_What this task involves_
Find every line below that contains the word "JSON" and copy it out.

----

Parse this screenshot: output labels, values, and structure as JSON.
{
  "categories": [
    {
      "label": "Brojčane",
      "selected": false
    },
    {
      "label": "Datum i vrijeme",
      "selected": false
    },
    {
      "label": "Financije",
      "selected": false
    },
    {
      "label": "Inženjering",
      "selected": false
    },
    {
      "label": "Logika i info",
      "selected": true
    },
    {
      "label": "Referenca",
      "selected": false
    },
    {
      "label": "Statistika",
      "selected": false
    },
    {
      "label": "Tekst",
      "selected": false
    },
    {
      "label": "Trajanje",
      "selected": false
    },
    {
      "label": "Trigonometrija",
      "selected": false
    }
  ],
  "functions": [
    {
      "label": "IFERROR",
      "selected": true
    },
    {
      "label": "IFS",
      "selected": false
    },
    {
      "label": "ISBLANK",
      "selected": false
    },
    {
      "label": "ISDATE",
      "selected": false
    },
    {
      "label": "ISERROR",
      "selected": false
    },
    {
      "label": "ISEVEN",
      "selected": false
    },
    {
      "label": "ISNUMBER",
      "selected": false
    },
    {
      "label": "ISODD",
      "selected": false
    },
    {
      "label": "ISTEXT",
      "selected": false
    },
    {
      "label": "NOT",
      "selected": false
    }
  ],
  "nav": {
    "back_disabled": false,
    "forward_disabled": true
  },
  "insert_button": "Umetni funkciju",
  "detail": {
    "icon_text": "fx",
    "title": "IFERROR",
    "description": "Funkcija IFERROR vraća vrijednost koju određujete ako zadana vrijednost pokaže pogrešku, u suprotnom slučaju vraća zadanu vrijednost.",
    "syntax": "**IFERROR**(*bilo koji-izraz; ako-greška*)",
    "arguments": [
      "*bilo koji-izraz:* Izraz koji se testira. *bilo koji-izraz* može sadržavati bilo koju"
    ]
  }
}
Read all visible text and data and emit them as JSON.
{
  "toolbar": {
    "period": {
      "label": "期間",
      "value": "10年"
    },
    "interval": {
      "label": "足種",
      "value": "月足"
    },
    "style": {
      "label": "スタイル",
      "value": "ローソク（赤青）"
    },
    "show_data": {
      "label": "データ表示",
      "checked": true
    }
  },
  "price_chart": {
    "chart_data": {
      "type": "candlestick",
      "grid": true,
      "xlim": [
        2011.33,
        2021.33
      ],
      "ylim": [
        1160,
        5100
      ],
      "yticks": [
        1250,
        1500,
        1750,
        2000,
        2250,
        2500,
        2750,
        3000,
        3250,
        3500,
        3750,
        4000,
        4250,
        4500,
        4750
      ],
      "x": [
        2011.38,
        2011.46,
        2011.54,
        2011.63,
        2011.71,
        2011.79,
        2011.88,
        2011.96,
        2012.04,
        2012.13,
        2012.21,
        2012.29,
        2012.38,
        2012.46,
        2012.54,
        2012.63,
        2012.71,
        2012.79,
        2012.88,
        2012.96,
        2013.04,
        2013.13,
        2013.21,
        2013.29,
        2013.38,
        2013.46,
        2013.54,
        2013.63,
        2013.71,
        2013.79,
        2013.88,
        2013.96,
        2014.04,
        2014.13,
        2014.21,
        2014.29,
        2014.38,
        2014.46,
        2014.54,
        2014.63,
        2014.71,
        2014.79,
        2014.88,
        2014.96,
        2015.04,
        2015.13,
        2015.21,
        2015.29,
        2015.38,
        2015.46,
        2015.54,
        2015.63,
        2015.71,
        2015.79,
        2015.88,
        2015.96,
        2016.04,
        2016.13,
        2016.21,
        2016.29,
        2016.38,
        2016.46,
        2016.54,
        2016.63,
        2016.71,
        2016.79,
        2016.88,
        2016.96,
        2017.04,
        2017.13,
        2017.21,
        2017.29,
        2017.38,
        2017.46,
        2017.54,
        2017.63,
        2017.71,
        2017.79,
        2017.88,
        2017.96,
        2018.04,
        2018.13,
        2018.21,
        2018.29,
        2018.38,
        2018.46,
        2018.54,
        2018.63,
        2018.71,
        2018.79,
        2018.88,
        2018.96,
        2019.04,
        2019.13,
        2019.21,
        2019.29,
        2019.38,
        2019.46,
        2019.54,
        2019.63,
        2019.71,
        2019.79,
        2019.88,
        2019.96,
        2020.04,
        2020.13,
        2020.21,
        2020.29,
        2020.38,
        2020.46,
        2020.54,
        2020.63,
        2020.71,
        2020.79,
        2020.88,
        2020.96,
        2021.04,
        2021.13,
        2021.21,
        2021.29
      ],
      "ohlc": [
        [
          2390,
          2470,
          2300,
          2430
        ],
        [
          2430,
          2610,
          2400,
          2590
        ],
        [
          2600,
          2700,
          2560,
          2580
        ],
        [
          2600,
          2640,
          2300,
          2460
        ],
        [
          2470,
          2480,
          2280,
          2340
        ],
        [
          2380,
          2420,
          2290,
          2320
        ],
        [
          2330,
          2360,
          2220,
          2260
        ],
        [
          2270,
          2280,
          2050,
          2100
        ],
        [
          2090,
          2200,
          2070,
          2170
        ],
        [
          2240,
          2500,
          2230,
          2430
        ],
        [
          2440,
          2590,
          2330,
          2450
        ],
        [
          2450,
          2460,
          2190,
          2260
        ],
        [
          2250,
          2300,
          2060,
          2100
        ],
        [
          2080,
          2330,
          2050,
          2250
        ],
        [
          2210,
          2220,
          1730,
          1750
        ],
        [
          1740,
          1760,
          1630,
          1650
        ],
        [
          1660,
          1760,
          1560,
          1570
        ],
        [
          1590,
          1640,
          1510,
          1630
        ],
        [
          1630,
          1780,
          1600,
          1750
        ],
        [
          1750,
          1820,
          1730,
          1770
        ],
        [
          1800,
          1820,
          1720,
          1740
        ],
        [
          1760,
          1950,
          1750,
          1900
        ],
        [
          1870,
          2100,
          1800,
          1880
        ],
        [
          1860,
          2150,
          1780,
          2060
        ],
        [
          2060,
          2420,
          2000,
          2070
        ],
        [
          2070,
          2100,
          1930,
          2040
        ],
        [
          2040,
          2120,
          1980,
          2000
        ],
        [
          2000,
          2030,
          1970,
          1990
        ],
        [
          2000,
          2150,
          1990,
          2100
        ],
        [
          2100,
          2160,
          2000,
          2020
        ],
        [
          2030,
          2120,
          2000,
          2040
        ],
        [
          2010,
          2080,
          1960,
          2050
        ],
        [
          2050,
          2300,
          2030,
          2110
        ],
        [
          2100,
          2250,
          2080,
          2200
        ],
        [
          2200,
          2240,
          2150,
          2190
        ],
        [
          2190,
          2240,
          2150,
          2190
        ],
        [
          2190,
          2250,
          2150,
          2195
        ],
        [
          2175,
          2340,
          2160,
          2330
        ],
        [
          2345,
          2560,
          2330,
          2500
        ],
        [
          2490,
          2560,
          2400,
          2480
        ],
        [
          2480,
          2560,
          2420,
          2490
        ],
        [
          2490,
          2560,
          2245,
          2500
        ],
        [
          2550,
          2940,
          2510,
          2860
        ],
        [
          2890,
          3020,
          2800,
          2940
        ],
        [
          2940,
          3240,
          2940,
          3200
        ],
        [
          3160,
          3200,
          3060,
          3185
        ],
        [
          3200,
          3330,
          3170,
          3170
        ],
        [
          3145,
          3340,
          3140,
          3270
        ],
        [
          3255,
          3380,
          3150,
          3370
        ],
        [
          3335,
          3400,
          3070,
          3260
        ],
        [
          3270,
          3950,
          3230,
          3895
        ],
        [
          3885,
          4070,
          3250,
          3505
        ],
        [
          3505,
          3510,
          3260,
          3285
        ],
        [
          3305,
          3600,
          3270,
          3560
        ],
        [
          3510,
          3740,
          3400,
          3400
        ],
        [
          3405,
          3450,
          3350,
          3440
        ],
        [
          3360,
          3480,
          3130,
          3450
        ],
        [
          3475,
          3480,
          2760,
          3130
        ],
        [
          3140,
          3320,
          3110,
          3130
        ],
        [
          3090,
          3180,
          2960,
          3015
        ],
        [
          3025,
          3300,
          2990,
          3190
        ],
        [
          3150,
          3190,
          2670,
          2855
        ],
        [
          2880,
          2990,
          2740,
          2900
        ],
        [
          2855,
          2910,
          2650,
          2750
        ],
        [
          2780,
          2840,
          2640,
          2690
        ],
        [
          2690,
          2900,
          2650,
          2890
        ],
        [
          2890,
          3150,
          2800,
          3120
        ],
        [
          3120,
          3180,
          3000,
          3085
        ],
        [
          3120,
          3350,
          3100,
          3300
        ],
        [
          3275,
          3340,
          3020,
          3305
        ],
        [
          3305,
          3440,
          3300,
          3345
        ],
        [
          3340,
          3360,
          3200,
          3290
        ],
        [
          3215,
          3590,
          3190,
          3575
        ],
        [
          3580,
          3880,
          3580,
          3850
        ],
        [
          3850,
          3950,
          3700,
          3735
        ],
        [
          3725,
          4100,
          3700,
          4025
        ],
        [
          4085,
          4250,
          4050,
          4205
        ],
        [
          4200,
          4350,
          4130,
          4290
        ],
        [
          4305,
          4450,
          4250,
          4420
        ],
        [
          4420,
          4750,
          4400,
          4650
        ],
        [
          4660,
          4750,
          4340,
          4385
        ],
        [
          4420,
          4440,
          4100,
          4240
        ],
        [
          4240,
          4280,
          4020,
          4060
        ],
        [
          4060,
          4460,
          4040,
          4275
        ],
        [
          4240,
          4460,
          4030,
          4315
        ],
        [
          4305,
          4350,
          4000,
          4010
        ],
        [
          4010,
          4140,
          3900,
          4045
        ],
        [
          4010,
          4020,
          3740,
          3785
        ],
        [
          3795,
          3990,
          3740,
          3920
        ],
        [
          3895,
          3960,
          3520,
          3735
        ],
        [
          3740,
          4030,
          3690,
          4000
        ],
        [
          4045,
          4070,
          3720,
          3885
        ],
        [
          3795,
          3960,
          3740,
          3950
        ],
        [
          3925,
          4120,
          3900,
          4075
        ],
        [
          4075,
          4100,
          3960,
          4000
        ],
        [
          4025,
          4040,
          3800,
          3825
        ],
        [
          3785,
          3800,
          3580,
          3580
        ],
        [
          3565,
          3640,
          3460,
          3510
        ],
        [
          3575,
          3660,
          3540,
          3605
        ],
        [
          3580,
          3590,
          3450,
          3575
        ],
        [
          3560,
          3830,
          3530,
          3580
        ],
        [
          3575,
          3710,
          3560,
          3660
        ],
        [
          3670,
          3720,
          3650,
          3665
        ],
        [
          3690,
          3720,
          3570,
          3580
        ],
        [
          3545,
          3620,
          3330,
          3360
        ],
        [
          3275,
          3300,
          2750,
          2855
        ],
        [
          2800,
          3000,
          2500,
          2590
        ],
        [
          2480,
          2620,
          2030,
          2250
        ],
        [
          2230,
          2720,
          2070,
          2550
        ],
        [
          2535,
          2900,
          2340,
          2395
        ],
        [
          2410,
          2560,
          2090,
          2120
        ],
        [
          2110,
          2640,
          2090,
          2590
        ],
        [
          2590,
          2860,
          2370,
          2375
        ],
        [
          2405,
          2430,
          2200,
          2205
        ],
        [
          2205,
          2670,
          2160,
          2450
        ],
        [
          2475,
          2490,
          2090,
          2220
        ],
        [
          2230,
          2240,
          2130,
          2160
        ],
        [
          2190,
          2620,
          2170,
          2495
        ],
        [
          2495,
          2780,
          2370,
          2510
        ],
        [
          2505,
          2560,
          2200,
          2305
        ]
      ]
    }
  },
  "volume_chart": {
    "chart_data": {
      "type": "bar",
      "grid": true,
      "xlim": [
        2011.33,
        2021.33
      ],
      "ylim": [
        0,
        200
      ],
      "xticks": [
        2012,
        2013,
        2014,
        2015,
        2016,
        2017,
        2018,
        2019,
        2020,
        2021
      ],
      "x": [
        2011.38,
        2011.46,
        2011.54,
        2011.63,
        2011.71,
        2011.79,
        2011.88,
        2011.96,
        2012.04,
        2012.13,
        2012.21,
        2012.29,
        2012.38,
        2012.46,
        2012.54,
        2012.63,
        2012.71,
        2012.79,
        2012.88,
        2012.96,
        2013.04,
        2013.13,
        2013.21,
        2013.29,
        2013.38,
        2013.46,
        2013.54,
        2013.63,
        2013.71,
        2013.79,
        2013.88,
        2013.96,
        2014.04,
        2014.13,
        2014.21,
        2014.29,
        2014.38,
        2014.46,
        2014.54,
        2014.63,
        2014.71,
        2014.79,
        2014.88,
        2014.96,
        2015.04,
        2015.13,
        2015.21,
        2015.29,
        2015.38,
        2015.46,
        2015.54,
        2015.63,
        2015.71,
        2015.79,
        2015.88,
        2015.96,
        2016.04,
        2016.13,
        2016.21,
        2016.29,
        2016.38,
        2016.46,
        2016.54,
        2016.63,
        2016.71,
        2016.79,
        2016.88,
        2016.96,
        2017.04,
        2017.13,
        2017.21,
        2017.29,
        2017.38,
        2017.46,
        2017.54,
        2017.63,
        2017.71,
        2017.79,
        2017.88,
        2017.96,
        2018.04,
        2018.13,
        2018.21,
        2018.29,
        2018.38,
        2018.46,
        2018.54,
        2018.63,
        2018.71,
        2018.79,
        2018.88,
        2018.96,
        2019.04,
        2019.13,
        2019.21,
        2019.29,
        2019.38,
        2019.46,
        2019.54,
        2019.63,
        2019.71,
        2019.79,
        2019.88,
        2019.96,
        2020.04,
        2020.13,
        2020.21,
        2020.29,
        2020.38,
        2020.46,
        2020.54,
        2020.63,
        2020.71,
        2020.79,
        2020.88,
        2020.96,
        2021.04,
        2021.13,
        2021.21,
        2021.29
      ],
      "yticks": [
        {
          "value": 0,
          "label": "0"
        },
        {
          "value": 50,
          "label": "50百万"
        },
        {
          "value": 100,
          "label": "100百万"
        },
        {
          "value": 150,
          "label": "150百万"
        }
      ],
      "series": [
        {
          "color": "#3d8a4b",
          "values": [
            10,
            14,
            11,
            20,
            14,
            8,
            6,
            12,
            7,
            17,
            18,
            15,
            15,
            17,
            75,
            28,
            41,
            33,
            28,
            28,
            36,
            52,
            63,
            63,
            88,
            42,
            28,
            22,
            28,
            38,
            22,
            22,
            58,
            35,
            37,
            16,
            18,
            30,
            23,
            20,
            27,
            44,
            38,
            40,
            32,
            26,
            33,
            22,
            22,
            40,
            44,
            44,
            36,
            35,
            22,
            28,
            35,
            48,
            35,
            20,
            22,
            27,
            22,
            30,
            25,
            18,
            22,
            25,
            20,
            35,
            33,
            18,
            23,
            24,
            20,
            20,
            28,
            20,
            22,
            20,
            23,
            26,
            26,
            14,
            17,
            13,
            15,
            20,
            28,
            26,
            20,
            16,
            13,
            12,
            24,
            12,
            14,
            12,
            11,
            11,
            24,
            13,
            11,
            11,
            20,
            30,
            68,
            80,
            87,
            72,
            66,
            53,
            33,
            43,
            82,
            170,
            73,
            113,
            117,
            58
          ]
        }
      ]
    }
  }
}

----

_Solution_
Parse this screenshot: output labels, values, and structure as JSON.
Read all visible text and data and emit them as JSON.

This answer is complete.